[TASK DIRECTIONS]: Every record should be written out exactly, please.

[Extracted data entries]
■ ■ ■ ■ ■ ■ ■

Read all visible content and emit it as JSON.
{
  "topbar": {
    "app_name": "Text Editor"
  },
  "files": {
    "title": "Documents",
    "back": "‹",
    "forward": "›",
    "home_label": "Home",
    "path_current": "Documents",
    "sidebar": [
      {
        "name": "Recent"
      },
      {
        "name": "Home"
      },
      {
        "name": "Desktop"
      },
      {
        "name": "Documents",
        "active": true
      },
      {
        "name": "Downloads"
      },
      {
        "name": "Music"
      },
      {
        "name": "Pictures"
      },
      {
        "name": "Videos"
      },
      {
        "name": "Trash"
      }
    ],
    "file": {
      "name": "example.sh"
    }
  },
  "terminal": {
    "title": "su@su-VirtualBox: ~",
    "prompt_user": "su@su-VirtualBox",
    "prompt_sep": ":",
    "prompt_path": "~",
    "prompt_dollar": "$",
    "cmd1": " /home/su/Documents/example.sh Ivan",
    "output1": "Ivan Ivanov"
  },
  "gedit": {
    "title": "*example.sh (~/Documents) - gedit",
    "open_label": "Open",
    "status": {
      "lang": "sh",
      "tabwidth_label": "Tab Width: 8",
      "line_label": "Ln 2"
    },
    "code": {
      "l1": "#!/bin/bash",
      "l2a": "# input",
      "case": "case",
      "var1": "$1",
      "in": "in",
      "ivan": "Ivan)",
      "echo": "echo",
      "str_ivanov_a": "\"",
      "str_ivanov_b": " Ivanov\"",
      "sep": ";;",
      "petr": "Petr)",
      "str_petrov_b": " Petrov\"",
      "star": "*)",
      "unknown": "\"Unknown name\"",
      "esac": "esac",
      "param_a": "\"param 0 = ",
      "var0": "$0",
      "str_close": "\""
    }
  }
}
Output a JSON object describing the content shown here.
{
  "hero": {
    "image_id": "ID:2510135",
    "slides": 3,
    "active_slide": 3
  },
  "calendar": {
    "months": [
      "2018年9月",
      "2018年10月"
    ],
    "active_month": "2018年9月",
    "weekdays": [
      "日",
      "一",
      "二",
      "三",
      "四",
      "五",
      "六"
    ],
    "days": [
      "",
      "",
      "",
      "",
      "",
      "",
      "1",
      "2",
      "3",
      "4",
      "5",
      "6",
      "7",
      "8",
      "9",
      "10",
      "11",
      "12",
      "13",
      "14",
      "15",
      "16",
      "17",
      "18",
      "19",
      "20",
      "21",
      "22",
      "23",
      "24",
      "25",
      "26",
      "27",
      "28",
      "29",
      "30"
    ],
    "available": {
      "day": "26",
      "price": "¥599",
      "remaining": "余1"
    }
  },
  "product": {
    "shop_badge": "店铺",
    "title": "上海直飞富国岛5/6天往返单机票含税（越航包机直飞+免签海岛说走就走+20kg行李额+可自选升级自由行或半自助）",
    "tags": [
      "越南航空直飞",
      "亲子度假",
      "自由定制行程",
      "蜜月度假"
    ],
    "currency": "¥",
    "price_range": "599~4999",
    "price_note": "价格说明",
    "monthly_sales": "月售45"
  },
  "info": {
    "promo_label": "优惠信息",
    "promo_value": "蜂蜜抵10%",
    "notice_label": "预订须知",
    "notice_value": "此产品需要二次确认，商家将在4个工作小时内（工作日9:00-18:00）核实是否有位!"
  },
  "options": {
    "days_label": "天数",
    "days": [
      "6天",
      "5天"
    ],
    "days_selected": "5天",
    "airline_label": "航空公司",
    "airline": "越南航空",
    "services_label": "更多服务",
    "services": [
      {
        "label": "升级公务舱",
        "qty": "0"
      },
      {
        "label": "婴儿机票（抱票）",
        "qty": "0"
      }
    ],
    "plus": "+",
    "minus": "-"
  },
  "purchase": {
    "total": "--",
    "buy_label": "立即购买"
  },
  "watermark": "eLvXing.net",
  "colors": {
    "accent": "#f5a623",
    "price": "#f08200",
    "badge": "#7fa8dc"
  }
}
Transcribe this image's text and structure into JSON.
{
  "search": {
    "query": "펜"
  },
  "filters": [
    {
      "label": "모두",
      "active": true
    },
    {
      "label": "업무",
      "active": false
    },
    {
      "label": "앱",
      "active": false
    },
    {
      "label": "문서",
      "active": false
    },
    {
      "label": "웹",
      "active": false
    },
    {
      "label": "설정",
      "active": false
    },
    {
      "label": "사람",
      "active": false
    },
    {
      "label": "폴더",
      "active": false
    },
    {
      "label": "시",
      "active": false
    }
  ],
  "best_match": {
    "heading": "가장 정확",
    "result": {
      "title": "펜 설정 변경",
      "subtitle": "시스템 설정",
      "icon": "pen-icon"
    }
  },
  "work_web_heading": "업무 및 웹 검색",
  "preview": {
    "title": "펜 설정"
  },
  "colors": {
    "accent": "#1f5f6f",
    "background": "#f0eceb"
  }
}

■ ■ ■ ■ ■ ■ ■

[FULL RESPONSE]:
Read all visible content and emit it as JSON.
{
  "topbar": {
    "app_name": "Text Editor"
  },
  "files": {
    "title": "Documents",
    "back": "‹",
    "forward": "›",
    "home_label": "Home",
    "path_current": "Documents",
    "sidebar": [
      {
        "name": "Recent"
      },
      {
        "name": "Home"
      },
      {
        "name": "Desktop"
      },
      {
        "name": "Documents",
        "active": true
      },
      {
        "name": "Downloads"
      },
      {
        "name": "Music"
      },
      {
        "name": "Pictures"
      },
      {
        "name": "Videos"
      },
      {
        "name": "Trash"
      }
    ],
    "file": {
      "name": "example.sh"
    }
  },
  "terminal": {
    "title": "su@su-VirtualBox: ~",
    "prompt_user": "su@su-VirtualBox",
    "prompt_sep": ":",
    "prompt_path": "~",
    "prompt_dollar": "$",
    "cmd1": " /home/su/Documents/example.sh Ivan",
    "output1": "Ivan Ivanov"
  },
  "gedit": {
    "title": "*example.sh (~/Documents) - gedit",
    "open_label": "Open",
    "status": {
      "lang": "sh",
      "tabwidth_label": "Tab Width: 8",
      "line_label": "Ln 2"
    },
    "code": {
      "l1": "#!/bin/bash",
      "l2a": "# input",
      "case": "case",
      "var1": "$1",
      "in": "in",
      "ivan": "Ivan)",
      "echo": "echo",
      "str_ivanov_a": "\"",
      "str_ivanov_b": " Ivanov\"",
      "sep": ";;",
      "petr": "Petr)",
      "str_petrov_b": " Petrov\"",
      "star": "*)",
      "unknown": "\"Unknown name\"",
      "esac": "esac",
      "param_a": "\"param 0 = ",
      "var0": "$0",
      "str_close": "\""
    }
  }
}
Output a JSON object describing the content shown here.
{
  "hero": {
    "image_id": "ID:2510135",
    "slides": 3,
    "active_slide": 3
  },
  "calendar": {
    "months": [
      "2018年9月",
      "2018年10月"
    ],
    "active_month": "2018年9月",
    "weekdays": [
      "日",
      "一",
      "二",
      "三",
      "四",
      "五",
      "六"
    ],
    "days": [
      "",
      "",
      "",
      "",
      "",
      "",
      "1",
      "2",
      "3",
      "4",
      "5",
      "6",
      "7",
      "8",
      "9",
      "10",
      "11",
      "12",
      "13",
      "14",
      "15",
      "16",
      "17",
      "18",
      "19",
      "20",
      "21",
      "22",
      "23",
      "24",
      "25",
      "26",
      "27",
      "28",
      "29",
      "30"
    ],
    "available": {
      "day": "26",
      "price": "¥599",
      "remaining": "余1"
    }
  },
  "product": {
    "shop_badge": "店铺",
    "title": "上海直飞富国岛5/6天往返单机票含税（越航包机直飞+免签海岛说走就走+20kg行李额+可自选升级自由行或半自助）",
    "tags": [
      "越南航空直飞",
      "亲子度假",
      "自由定制行程",
      "蜜月度假"
    ],
    "currency": "¥",
    "price_range": "599~4999",
    "price_note": "价格说明",
    "monthly_sales": "月售45"
  },
  "info": {
    "promo_label": "优惠信息",
    "promo_value": "蜂蜜抵10%",
    "notice_label": "预订须知",
    "notice_value": "此产品需要二次确认，商家将在4个工作小时内（工作日9:00-18:00）核实是否有位!"
  },
  "options": {
    "days_label": "天数",
    "days": [
      "6天",
      "5天"
    ],
    "days_selected": "5天",
    "airline_label": "航空公司",
    "airline": "越南航空",
    "services_label": "更多服务",
    "services": [
      {
        "label": "升级公务舱",
        "qty": "0"
      },
      {
        "label": "婴儿机票（抱票）",
        "qty": "0"
      }
    ],
    "plus": "+",
    "minus": "-"
  },
  "purchase": {
    "total": "--",
    "buy_label": "立即购买"
  },
  "watermark": "eLvXing.net",
  "colors": {
    "accent": "#f5a623",
    "price": "#f08200",
    "badge": "#7fa8dc"
  }
}
Transcribe this image's text and structure into JSON.
{
  "search": {
    "query": "펜"
  },
  "filters": [
    {
      "label": "모두",
      "active": true
    },
    {
      "label": "업무",
      "active": false
    },
    {
      "label": "앱",
      "active": false
    },
    {
      "label": "문서",
      "active": false
    },
    {
      "label": "웹",
      "active": false
    },
    {
      "label": "설정",
      "active": false
    },
    {
      "label": "사람",
      "active": false
    },
    {
      "label": "폴더",
      "active": false
    },
    {
      "label": "시",
      "active": false
    }
  ],
  "best_match": {
    "heading": "가장 정확",
    "result": {
      "title": "펜 설정 변경",
      "subtitle": "시스템 설정",
      "icon": "pen-icon"
    }
  },
  "work_web_heading": "업무 및 웹 검색",
  "preview": {
    "title": "펜 설정"
  },
  "colors": {
    "accent": "#1f5f6f",
    "background": "#f0eceb"
  }
}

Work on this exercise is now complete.